**AVAILABLE RECORDS:**
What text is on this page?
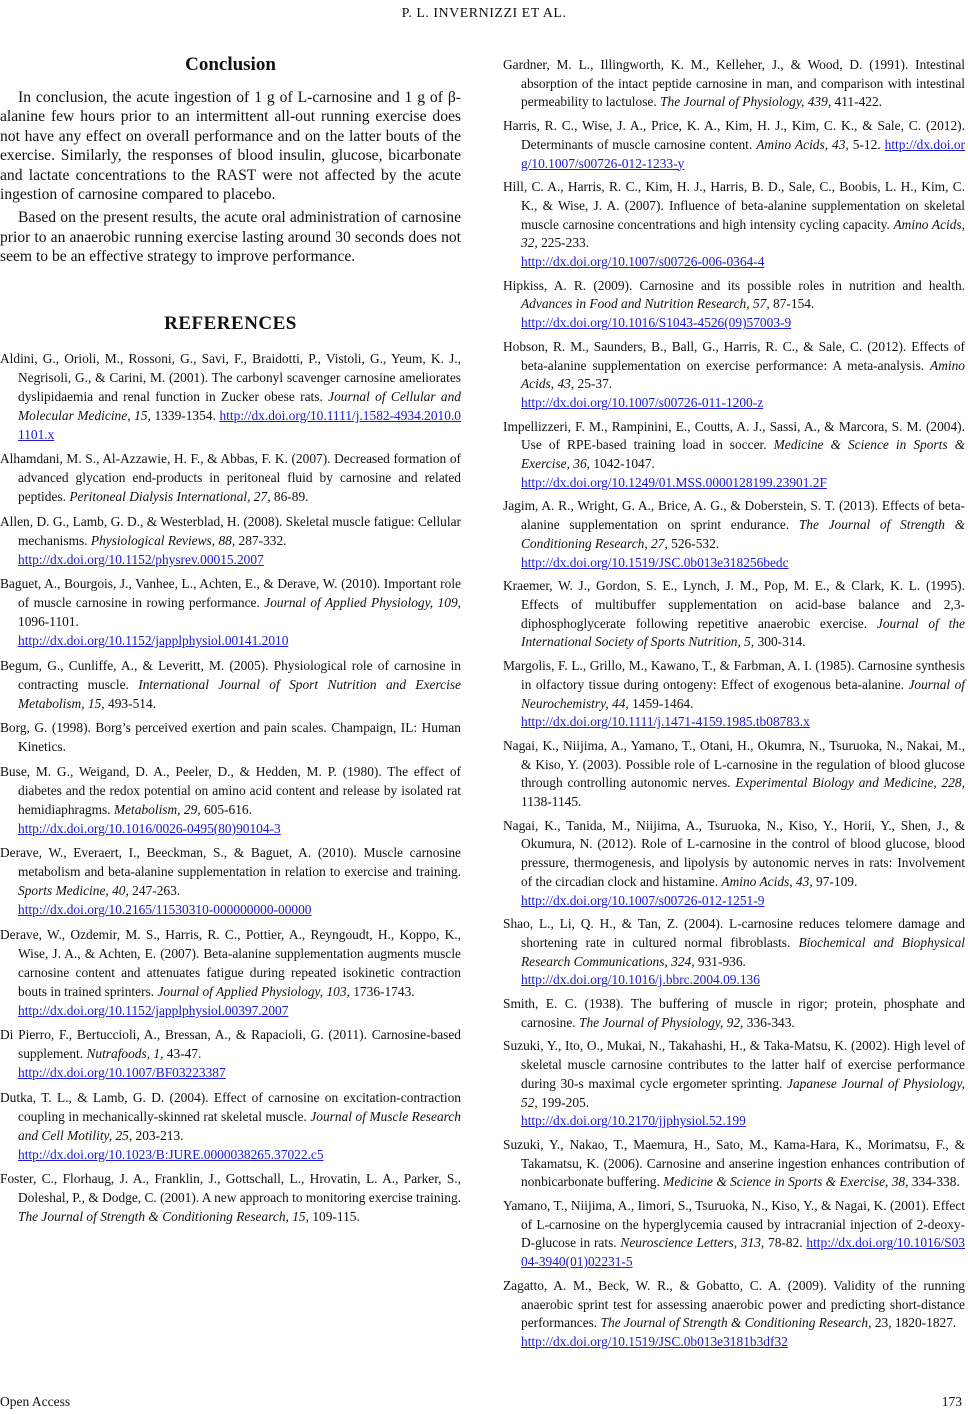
P. L. INVERNIZZI ET AL.
Conclusion

In conclusion, the acute ingestion of 1 g of L-carnosine and 1 g of β-alanine few hours prior to an intermittent all-out running exercise does not have any effect on overall performance and on the latter bouts of the exercise. Similarly, the responses of blood insulin, glucose, bicarbonate and lactate concentrations to the RAST were not affected by the acute ingestion of carnosine compared to placebo.

Based on the present results, the acute oral administration of carnosine prior to an anaerobic running exercise lasting around 30 seconds does not seem to be an effective strategy to improve performance.

REFERENCES

Aldini, G., Orioli, M., Rossoni, G., Savi, F., Braidotti, P., Vistoli, G., Yeum, K. J., Negrisoli, G., & Carini, M. (2001). The carbonyl scavenger carnosine ameliorates dyslipidaemia and renal function in Zucker obese rats. Journal of Cellular and Molecular Medicine, 15, 1339-1354. http://dx.doi.org/10.1111/j.1582-4934.2010.01101.x

Alhamdani, M. S., Al-Azzawie, H. F., & Abbas, F. K. (2007). Decreased formation of advanced glycation end-products in peritoneal fluid by carnosine and related peptides. Peritoneal Dialysis International, 27, 86-89.

Allen, D. G., Lamb, G. D., & Westerblad, H. (2008). Skeletal muscle fatigue: Cellular mechanisms. Physiological Reviews, 88, 287-332.
http://dx.doi.org/10.1152/physrev.00015.2007

Baguet, A., Bourgois, J., Vanhee, L., Achten, E., & Derave, W. (2010). Important role of muscle carnosine in rowing performance. Journal of Applied Physiology, 109, 1096-1101.
http://dx.doi.org/10.1152/japplphysiol.00141.2010

Begum, G., Cunliffe, A., & Leveritt, M. (2005). Physiological role of carnosine in contracting muscle. International Journal of Sport Nutrition and Exercise Metabolism, 15, 493-514.

Borg, G. (1998). Borg’s perceived exertion and pain scales. Champaign, IL: Human Kinetics.

Buse, M. G., Weigand, D. A., Peeler, D., & Hedden, M. P. (1980). The effect of diabetes and the redox potential on amino acid content and release by isolated rat hemidiaphragms. Metabolism, 29, 605-616.
http://dx.doi.org/10.1016/0026-0495(80)90104-3

Derave, W., Everaert, I., Beeckman, S., & Baguet, A. (2010). Muscle carnosine metabolism and beta-alanine supplementation in relation to exercise and training. Sports Medicine, 40, 247-263.
http://dx.doi.org/10.2165/11530310-000000000-00000

Derave, W., Ozdemir, M. S., Harris, R. C., Pottier, A., Reyngoudt, H., Koppo, K., Wise, J. A., & Achten, E. (2007). Beta-alanine supplementation augments muscle carnosine content and attenuates fatigue during repeated isokinetic contraction bouts in trained sprinters. Journal of Applied Physiology, 103, 1736-1743.
http://dx.doi.org/10.1152/japplphysiol.00397.2007

Di Pierro, F., Bertuccioli, A., Bressan, A., & Rapacioli, G. (2011). Carnosine-based supplement. Nutrafoods, 1, 43-47.
http://dx.doi.org/10.1007/BF03223387

Dutka, T. L., & Lamb, G. D. (2004). Effect of carnosine on excitation-contraction coupling in mechanically-skinned rat skeletal muscle. Journal of Muscle Research and Cell Motility, 25, 203-213.
http://dx.doi.org/10.1023/B:JURE.0000038265.37022.c5

Foster, C., Florhaug, J. A., Franklin, J., Gottschall, L., Hrovatin, L. A., Parker, S., Doleshal, P., & Dodge, C. (2001). A new approach to monitoring exercise training. The Journal of Strength & Conditioning Research, 15, 109-115.

Gardner, M. L., Illingworth, K. M., Kelleher, J., & Wood, D. (1991). Intestinal absorption of the intact peptide carnosine in man, and comparison with intestinal permeability to lactulose. The Journal of Physiology, 439, 411-422.

Harris, R. C., Wise, J. A., Price, K. A., Kim, H. J., Kim, C. K., & Sale, C. (2012). Determinants of muscle carnosine content. Amino Acids, 43, 5-12. http://dx.doi.org/10.1007/s00726-012-1233-y

Hill, C. A., Harris, R. C., Kim, H. J., Harris, B. D., Sale, C., Boobis, L. H., Kim, C. K., & Wise, J. A. (2007). Influence of beta-alanine supplementation on skeletal muscle carnosine concentrations and high intensity cycling capacity. Amino Acids, 32, 225-233.
http://dx.doi.org/10.1007/s00726-006-0364-4

Hipkiss, A. R. (2009). Carnosine and its possible roles in nutrition and health. Advances in Food and Nutrition Research, 57, 87-154.
http://dx.doi.org/10.1016/S1043-4526(09)57003-9

Hobson, R. M., Saunders, B., Ball, G., Harris, R. C., & Sale, C. (2012). Effects of beta-alanine supplementation on exercise performance: A meta-analysis. Amino Acids, 43, 25-37.
http://dx.doi.org/10.1007/s00726-011-1200-z

Impellizzeri, F. M., Rampinini, E., Coutts, A. J., Sassi, A., & Marcora, S. M. (2004). Use of RPE-based training load in soccer. Medicine & Science in Sports & Exercise, 36, 1042-1047.
http://dx.doi.org/10.1249/01.MSS.0000128199.23901.2F

Jagim, A. R., Wright, G. A., Brice, A. G., & Doberstein, S. T. (2013). Effects of beta-alanine supplementation on sprint endurance. The Journal of Strength & Conditioning Research, 27, 526-532.
http://dx.doi.org/10.1519/JSC.0b013e318256bedc

Kraemer, W. J., Gordon, S. E., Lynch, J. M., Pop, M. E., & Clark, K. L. (1995). Effects of multibuffer supplementation on acid-base balance and 2,3-diphosphoglycerate following repetitive anaerobic exercise. Journal of the International Society of Sports Nutrition, 5, 300-314.

Margolis, F. L., Grillo, M., Kawano, T., & Farbman, A. I. (1985). Carnosine synthesis in olfactory tissue during ontogeny: Effect of exogenous beta-alanine. Journal of Neurochemistry, 44, 1459-1464.
http://dx.doi.org/10.1111/j.1471-4159.1985.tb08783.x

Nagai, K., Niijima, A., Yamano, T., Otani, H., Okumra, N., Tsuruoka, N., Nakai, M., & Kiso, Y. (2003). Possible role of L-carnosine in the regulation of blood glucose through controlling autonomic nerves. Experimental Biology and Medicine, 228, 1138-1145.

Nagai, K., Tanida, M., Niijima, A., Tsuruoka, N., Kiso, Y., Horii, Y., Shen, J., & Okumura, N. (2012). Role of L-carnosine in the control of blood glucose, blood pressure, thermogenesis, and lipolysis by autonomic nerves in rats: Involvement of the circadian clock and histamine. Amino Acids, 43, 97-109.
http://dx.doi.org/10.1007/s00726-012-1251-9

Shao, L., Li, Q. H., & Tan, Z. (2004). L-carnosine reduces telomere damage and shortening rate in cultured normal fibroblasts. Biochemical and Biophysical Research Communications, 324, 931-936.
http://dx.doi.org/10.1016/j.bbrc.2004.09.136

Smith, E. C. (1938). The buffering of muscle in rigor; protein, phosphate and carnosine. The Journal of Physiology, 92, 336-343.

Suzuki, Y., Ito, O., Mukai, N., Takahashi, H., & Taka-Matsu, K. (2002). High level of skeletal muscle carnosine contributes to the latter half of exercise performance during 30-s maximal cycle ergometer sprinting. Japanese Journal of Physiology, 52, 199-205.
http://dx.doi.org/10.2170/jjphysiol.52.199

Suzuki, Y., Nakao, T., Maemura, H., Sato, M., Kama-Hara, K., Morimatsu, F., & Takamatsu, K. (2006). Carnosine and anserine ingestion enhances contribution of nonbicarbonate buffering. Medicine & Science in Sports & Exercise, 38, 334-338.

Yamano, T., Niijima, A., Iimori, S., Tsuruoka, N., Kiso, Y., & Nagai, K. (2001). Effect of L-carnosine on the hyperglycemia caused by intracranial injection of 2-deoxy-D-glucose in rats. Neuroscience Letters, 313, 78-82. http://dx.doi.org/10.1016/S0304-3940(01)02231-5

Zagatto, A. M., Beck, W. R., & Gobatto, C. A. (2009). Validity of the running anaerobic sprint test for assessing anaerobic power and predicting short-distance performances. The Journal of Strength & Conditioning Research, 23, 1820-1827.
http://dx.doi.org/10.1519/JSC.0b013e3181b3df32

Open Access	173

**WHAT YOU WILL DO:** Looking at the data above, show all lines where the word "Baguet" occurs.

**EXPECTED ANSWER:**
Baguet, A., Bourgois, J., Vanhee, L., Achten, E., & Derave, W. (2010). Important role of muscle carnosine in rowing performance. Journal of Applied Physiology, 109, 1096-1101.
Derave, W., Everaert, I., Beeckman, S., & Baguet, A. (2010). Muscle carnosine metabolism and beta-alanine supplementation in relation to exercise and training. Sports Medicine, 40, 247-263.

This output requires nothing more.